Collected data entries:

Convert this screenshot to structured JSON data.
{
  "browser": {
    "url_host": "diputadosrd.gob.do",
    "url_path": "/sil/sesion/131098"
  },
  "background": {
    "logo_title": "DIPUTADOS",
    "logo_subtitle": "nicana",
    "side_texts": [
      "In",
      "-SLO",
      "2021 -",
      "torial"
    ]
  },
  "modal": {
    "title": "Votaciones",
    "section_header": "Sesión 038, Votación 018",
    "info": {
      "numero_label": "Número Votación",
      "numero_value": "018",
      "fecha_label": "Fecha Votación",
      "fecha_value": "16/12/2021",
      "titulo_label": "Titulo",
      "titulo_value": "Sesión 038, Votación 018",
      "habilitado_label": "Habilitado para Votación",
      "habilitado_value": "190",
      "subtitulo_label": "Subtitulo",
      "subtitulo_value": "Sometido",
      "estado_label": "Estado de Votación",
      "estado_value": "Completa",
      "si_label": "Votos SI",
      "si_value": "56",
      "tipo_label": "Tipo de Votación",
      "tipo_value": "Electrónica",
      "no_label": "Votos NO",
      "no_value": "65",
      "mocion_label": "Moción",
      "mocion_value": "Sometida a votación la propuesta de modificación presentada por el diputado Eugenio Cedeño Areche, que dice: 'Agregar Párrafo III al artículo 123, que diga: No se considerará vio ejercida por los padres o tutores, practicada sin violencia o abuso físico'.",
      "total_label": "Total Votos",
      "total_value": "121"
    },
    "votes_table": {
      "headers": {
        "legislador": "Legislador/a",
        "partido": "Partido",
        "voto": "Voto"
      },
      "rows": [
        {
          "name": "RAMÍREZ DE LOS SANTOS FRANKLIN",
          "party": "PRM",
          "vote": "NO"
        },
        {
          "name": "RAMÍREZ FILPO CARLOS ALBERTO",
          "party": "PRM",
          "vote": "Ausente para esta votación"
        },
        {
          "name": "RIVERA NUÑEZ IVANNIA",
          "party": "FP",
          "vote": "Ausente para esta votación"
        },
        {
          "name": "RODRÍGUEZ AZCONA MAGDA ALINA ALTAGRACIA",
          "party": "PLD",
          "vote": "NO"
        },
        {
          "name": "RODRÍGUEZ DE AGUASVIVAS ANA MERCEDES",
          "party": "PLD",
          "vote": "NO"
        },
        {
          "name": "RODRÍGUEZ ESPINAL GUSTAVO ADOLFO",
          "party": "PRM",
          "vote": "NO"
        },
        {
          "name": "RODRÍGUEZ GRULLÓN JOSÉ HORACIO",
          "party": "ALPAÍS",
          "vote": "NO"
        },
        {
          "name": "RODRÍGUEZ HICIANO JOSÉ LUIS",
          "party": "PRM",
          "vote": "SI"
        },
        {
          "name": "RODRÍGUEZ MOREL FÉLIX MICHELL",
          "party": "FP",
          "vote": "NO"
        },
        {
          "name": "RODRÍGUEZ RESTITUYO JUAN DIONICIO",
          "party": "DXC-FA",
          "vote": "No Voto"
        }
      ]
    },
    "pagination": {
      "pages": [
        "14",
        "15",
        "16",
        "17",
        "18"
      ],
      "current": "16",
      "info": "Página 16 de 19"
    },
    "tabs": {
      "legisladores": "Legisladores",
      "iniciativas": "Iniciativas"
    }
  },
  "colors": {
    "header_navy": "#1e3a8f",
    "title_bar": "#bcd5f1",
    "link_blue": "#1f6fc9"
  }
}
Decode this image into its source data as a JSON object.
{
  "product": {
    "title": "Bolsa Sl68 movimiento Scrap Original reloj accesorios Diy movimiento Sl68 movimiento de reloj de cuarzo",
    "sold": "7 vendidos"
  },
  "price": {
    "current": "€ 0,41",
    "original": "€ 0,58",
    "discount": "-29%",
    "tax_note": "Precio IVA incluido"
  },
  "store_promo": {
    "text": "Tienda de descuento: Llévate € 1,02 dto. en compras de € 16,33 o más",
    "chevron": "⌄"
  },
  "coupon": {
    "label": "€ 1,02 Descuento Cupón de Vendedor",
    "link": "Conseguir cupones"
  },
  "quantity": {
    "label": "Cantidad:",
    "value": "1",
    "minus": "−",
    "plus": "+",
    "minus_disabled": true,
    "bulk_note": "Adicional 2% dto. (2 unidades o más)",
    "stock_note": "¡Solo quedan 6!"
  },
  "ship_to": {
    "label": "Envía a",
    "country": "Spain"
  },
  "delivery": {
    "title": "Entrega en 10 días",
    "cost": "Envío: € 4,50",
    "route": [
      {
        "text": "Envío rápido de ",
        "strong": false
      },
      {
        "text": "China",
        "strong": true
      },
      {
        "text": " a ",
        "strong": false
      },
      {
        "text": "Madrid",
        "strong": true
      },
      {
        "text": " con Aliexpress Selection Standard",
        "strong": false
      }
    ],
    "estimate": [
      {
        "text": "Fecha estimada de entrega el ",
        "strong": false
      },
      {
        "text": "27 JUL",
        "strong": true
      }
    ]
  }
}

Problem to solve:
Copy out the full listing exactly.

Answer to this task:
Convert this screenshot to structured JSON data.
{
  "browser": {
    "url_host": "diputadosrd.gob.do",
    "url_path": "/sil/sesion/131098"
  },
  "background": {
    "logo_title": "DIPUTADOS",
    "logo_subtitle": "nicana",
    "side_texts": [
      "In",
      "-SLO",
      "2021 -",
      "torial"
    ]
  },
  "modal": {
    "title": "Votaciones",
    "section_header": "Sesión 038, Votación 018",
    "info": {
      "numero_label": "Número Votación",
      "numero_value": "018",
      "fecha_label": "Fecha Votación",
      "fecha_value": "16/12/2021",
      "titulo_label": "Titulo",
      "titulo_value": "Sesión 038, Votación 018",
      "habilitado_label": "Habilitado para Votación",
      "habilitado_value": "190",
      "subtitulo_label": "Subtitulo",
      "subtitulo_value": "Sometido",
      "estado_label": "Estado de Votación",
      "estado_value": "Completa",
      "si_label": "Votos SI",
      "si_value": "56",
      "tipo_label": "Tipo de Votación",
      "tipo_value": "Electrónica",
      "no_label": "Votos NO",
      "no_value": "65",
      "mocion_label": "Moción",
      "mocion_value": "Sometida a votación la propuesta de modificación presentada por el diputado Eugenio Cedeño Areche, que dice: 'Agregar Párrafo III al artículo 123, que diga: No se considerará vio ejercida por los padres o tutores, practicada sin violencia o abuso físico'.",
      "total_label": "Total Votos",
      "total_value": "121"
    },
    "votes_table": {
      "headers": {
        "legislador": "Legislador/a",
        "partido": "Partido",
        "voto": "Voto"
      },
      "rows": [
        {
          "name": "RAMÍREZ DE LOS SANTOS FRANKLIN",
          "party": "PRM",
          "vote": "NO"
        },
        {
          "name": "RAMÍREZ FILPO CARLOS ALBERTO",
          "party": "PRM",
          "vote": "Ausente para esta votación"
        },
        {
          "name": "RIVERA NUÑEZ IVANNIA",
          "party": "FP",
          "vote": "Ausente para esta votación"
        },
        {
          "name": "RODRÍGUEZ AZCONA MAGDA ALINA ALTAGRACIA",
          "party": "PLD",
          "vote": "NO"
        },
        {
          "name": "RODRÍGUEZ DE AGUASVIVAS ANA MERCEDES",
          "party": "PLD",
          "vote": "NO"
        },
        {
          "name": "RODRÍGUEZ ESPINAL GUSTAVO ADOLFO",
          "party": "PRM",
          "vote": "NO"
        },
        {
          "name": "RODRÍGUEZ GRULLÓN JOSÉ HORACIO",
          "party": "ALPAÍS",
          "vote": "NO"
        },
        {
          "name": "RODRÍGUEZ HICIANO JOSÉ LUIS",
          "party": "PRM",
          "vote": "SI"
        },
        {
          "name": "RODRÍGUEZ MOREL FÉLIX MICHELL",
          "party": "FP",
          "vote": "NO"
        },
        {
          "name": "RODRÍGUEZ RESTITUYO JUAN DIONICIO",
          "party": "DXC-FA",
          "vote": "No Voto"
        }
      ]
    },
    "pagination": {
      "pages": [
        "14",
        "15",
        "16",
        "17",
        "18"
      ],
      "current": "16",
      "info": "Página 16 de 19"
    },
    "tabs": {
      "legisladores": "Legisladores",
      "iniciativas": "Iniciativas"
    }
  },
  "colors": {
    "header_navy": "#1e3a8f",
    "title_bar": "#bcd5f1",
    "link_blue": "#1f6fc9"
  }
}
Decode this image into its source data as a JSON object.
{
  "product": {
    "title": "Bolsa Sl68 movimiento Scrap Original reloj accesorios Diy movimiento Sl68 movimiento de reloj de cuarzo",
    "sold": "7 vendidos"
  },
  "price": {
    "current": "€ 0,41",
    "original": "€ 0,58",
    "discount": "-29%",
    "tax_note": "Precio IVA incluido"
  },
  "store_promo": {
    "text": "Tienda de descuento: Llévate € 1,02 dto. en compras de € 16,33 o más",
    "chevron": "⌄"
  },
  "coupon": {
    "label": "€ 1,02 Descuento Cupón de Vendedor",
    "link": "Conseguir cupones"
  },
  "quantity": {
    "label": "Cantidad:",
    "value": "1",
    "minus": "−",
    "plus": "+",
    "minus_disabled": true,
    "bulk_note": "Adicional 2% dto. (2 unidades o más)",
    "stock_note": "¡Solo quedan 6!"
  },
  "ship_to": {
    "label": "Envía a",
    "country": "Spain"
  },
  "delivery": {
    "title": "Entrega en 10 días",
    "cost": "Envío: € 4,50",
    "route": [
      {
        "text": "Envío rápido de ",
        "strong": false
      },
      {
        "text": "China",
        "strong": true
      },
      {
        "text": " a ",
        "strong": false
      },
      {
        "text": "Madrid",
        "strong": true
      },
      {
        "text": " con Aliexpress Selection Standard",
        "strong": false
      }
    ],
    "estimate": [
      {
        "text": "Fecha estimada de entrega el ",
        "strong": false
      },
      {
        "text": "27 JUL",
        "strong": true
      }
    ]
  }
}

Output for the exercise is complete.